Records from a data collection
____
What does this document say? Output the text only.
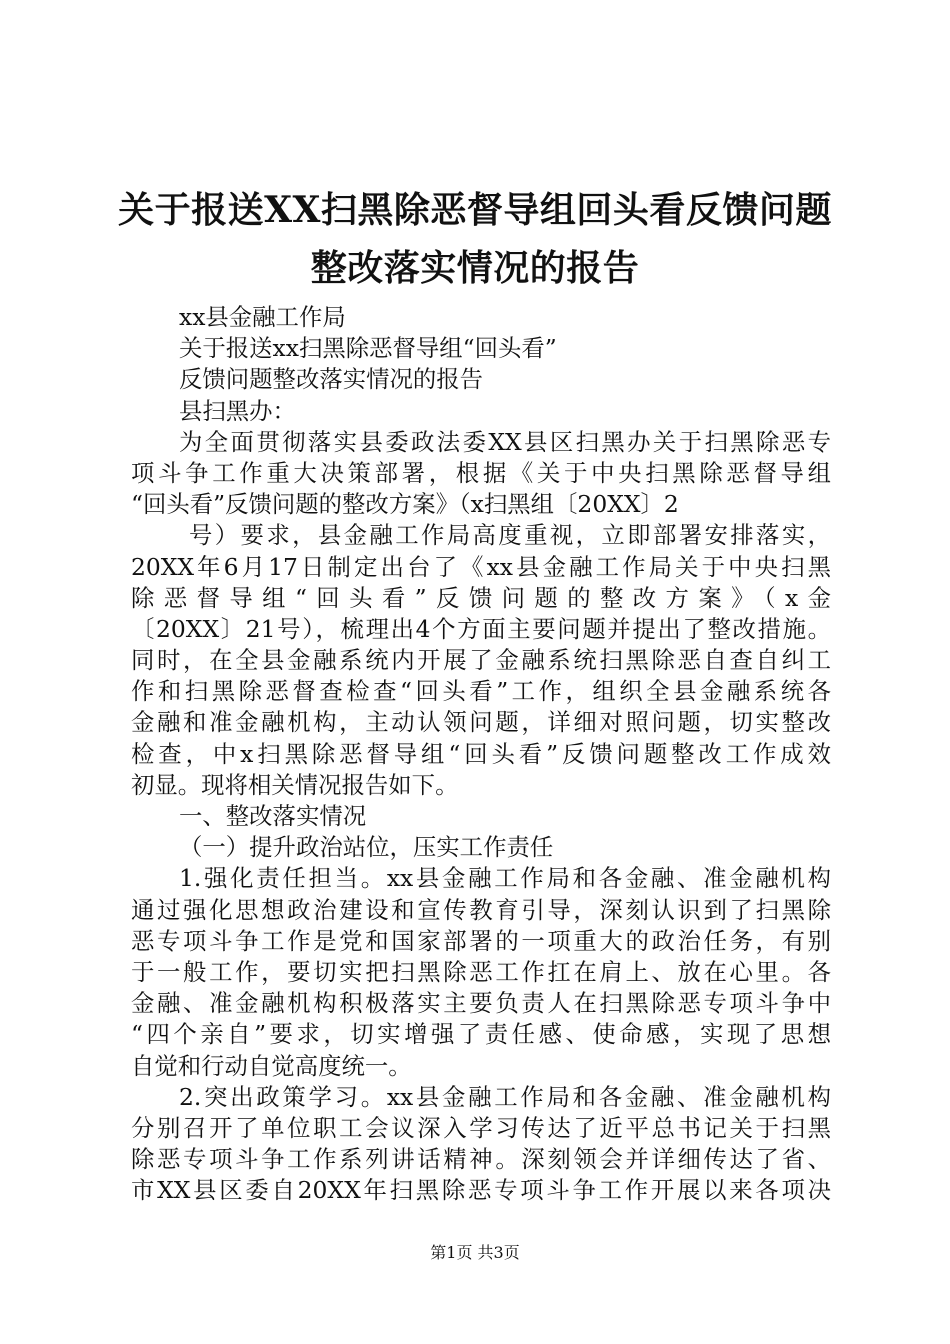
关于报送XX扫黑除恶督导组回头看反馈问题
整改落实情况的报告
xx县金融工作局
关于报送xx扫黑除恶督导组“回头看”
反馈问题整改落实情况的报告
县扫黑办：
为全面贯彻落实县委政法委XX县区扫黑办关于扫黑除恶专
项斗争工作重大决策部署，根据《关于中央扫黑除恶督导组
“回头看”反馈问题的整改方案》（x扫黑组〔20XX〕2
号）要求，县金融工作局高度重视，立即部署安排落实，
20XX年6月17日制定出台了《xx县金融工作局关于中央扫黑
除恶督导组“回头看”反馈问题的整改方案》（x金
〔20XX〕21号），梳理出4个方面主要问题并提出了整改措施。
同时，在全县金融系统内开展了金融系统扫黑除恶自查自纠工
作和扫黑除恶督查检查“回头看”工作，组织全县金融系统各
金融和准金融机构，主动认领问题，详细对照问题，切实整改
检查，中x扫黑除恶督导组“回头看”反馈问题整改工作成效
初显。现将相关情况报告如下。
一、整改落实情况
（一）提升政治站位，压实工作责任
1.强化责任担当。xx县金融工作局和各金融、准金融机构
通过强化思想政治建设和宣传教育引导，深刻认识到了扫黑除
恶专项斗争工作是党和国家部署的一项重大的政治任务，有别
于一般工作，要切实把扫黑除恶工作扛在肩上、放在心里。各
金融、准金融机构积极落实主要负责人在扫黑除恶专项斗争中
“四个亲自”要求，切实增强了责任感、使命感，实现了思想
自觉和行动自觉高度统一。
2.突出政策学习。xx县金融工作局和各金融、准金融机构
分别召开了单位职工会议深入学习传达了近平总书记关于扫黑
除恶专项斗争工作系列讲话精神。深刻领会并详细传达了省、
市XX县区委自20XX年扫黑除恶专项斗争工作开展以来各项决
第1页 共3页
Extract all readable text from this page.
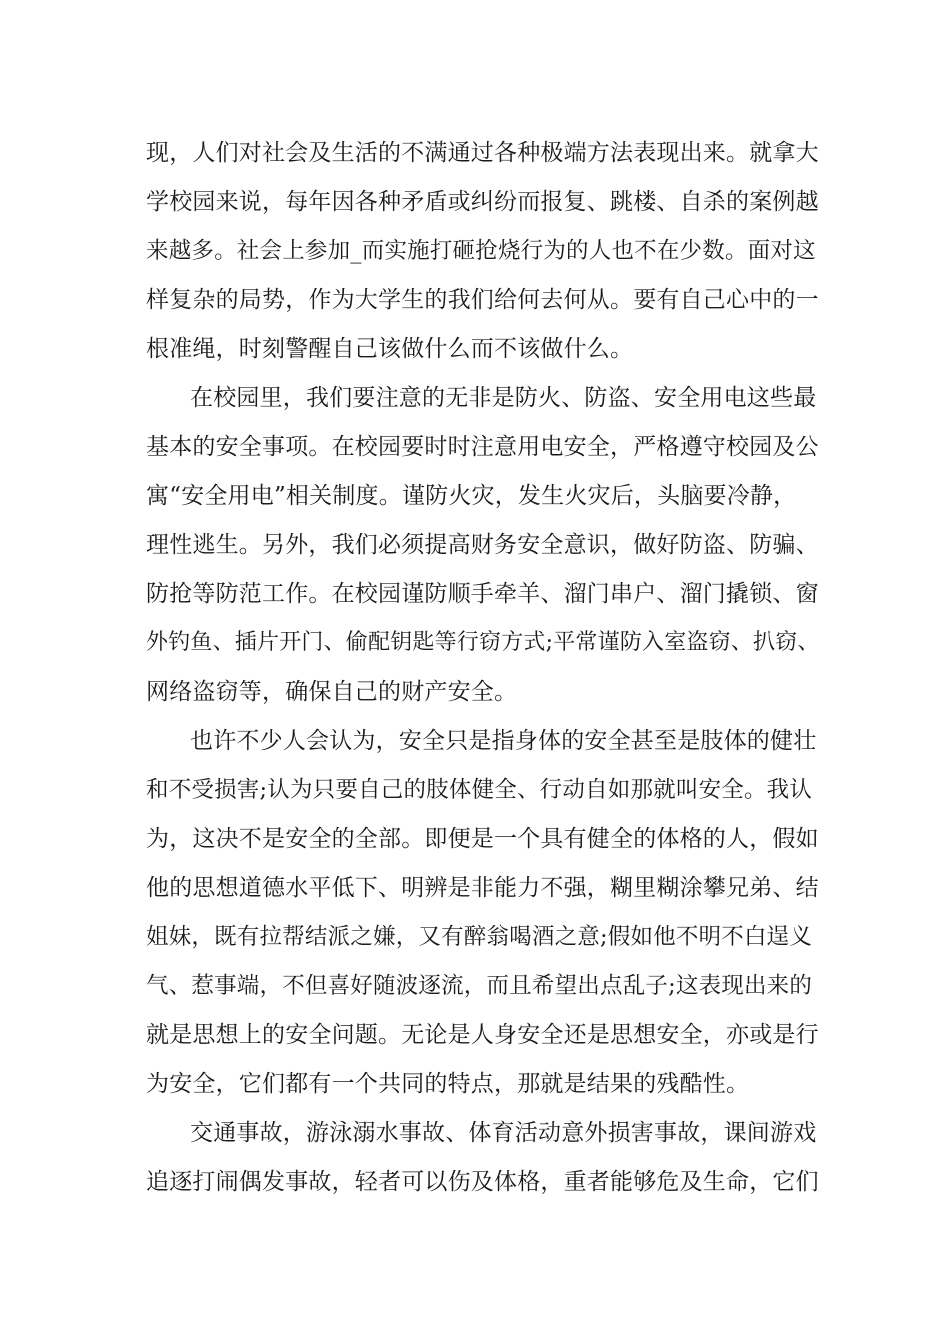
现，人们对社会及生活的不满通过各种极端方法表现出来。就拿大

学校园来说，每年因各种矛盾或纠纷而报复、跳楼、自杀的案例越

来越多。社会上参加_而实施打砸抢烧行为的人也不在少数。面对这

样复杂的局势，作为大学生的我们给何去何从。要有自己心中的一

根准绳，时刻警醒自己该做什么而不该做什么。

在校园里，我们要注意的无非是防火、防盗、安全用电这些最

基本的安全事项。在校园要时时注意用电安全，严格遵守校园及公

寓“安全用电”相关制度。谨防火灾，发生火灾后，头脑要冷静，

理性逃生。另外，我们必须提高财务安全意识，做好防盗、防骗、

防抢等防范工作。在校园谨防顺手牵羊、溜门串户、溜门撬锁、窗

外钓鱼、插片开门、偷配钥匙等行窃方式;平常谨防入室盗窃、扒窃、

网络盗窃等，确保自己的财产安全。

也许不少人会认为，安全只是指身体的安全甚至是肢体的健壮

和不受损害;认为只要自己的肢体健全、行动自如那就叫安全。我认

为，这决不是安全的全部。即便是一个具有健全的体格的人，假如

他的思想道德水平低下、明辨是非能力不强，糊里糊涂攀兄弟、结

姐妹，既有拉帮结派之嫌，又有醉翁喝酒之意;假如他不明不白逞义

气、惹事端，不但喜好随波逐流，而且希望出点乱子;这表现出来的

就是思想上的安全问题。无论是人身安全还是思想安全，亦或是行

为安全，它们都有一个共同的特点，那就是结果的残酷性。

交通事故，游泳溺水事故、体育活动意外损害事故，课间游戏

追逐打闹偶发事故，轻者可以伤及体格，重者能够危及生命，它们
____
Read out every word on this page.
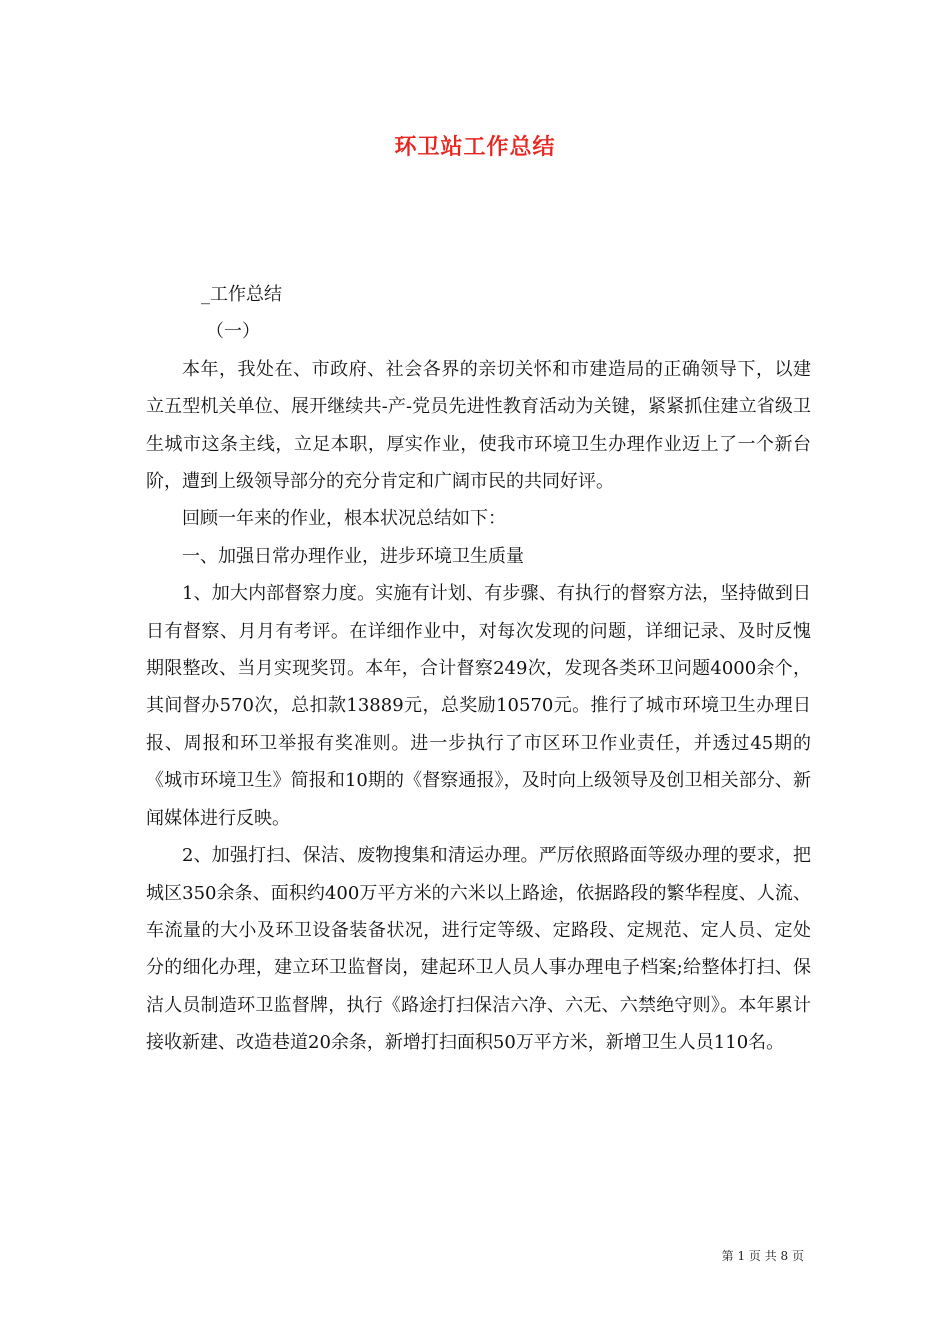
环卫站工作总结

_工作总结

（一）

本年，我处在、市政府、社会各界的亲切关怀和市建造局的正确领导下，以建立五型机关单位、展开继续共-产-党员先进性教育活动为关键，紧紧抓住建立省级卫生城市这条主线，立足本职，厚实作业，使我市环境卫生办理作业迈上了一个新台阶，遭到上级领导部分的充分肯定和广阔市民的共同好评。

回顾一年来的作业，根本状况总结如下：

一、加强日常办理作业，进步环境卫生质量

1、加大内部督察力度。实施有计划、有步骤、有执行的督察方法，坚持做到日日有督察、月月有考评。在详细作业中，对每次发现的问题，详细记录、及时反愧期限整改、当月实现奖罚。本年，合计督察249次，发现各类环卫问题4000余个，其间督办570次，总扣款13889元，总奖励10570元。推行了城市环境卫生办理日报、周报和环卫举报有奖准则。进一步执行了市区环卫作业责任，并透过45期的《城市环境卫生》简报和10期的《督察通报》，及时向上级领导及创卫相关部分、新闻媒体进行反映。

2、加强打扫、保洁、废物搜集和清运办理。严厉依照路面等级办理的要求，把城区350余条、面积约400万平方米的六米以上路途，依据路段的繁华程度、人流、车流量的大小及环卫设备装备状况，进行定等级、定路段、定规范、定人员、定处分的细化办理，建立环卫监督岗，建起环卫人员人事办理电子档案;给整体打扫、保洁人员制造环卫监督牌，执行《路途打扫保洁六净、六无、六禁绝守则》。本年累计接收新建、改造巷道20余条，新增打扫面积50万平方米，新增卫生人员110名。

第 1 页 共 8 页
____
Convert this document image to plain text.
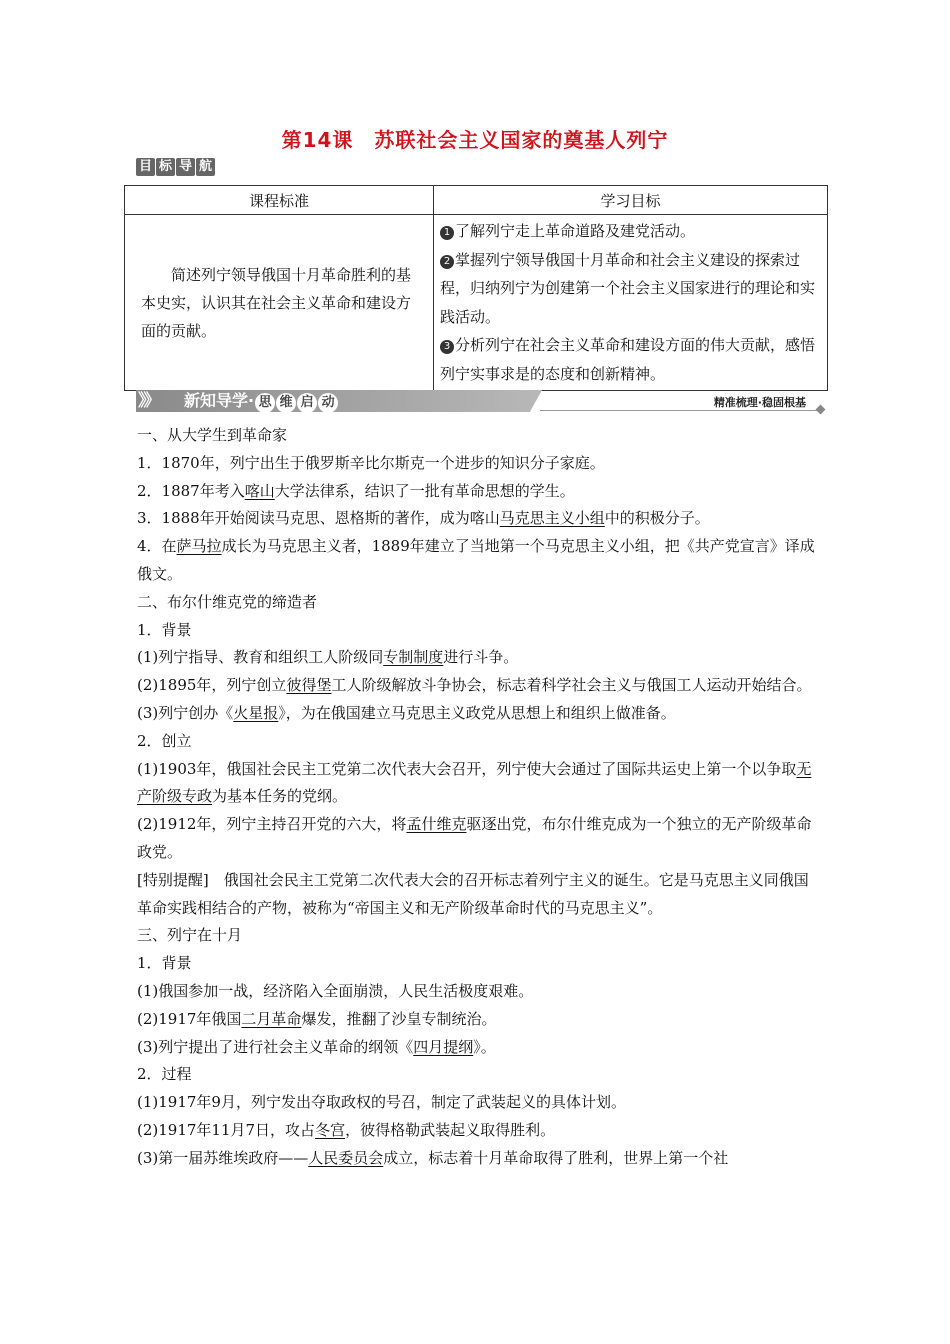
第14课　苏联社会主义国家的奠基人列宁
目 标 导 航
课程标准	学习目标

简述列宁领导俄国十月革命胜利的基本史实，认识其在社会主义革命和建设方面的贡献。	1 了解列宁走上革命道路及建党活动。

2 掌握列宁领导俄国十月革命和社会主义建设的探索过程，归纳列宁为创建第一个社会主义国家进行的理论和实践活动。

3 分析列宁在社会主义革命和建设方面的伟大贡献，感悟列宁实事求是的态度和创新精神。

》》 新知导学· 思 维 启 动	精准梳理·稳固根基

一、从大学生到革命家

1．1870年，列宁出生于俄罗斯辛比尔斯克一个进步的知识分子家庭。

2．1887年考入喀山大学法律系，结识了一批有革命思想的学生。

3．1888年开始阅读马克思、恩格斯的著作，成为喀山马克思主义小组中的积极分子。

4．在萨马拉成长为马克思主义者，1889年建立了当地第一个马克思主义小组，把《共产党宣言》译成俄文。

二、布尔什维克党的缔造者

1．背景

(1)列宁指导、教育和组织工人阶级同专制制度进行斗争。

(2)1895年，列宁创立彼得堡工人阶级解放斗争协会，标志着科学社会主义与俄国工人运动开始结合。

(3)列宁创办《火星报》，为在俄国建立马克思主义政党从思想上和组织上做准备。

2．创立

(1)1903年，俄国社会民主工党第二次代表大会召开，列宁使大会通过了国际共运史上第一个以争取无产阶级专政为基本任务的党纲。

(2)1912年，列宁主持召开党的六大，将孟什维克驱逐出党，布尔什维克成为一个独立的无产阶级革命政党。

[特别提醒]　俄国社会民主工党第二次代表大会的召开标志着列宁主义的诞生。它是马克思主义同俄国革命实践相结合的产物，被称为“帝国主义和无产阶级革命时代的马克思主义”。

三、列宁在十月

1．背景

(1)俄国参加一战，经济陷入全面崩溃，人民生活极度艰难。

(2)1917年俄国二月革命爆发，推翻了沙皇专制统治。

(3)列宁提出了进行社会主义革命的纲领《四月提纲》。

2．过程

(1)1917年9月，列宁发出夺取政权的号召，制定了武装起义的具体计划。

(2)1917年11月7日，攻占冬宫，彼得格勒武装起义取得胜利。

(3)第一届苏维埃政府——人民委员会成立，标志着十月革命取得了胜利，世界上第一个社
____
EXERCISE AIM:
Find the word "document" in the data and copy out each line where it turns up.

RESPONSE TO THE EXERCISE:
What does this document say? Output the text only.
Convert this document image to plain text.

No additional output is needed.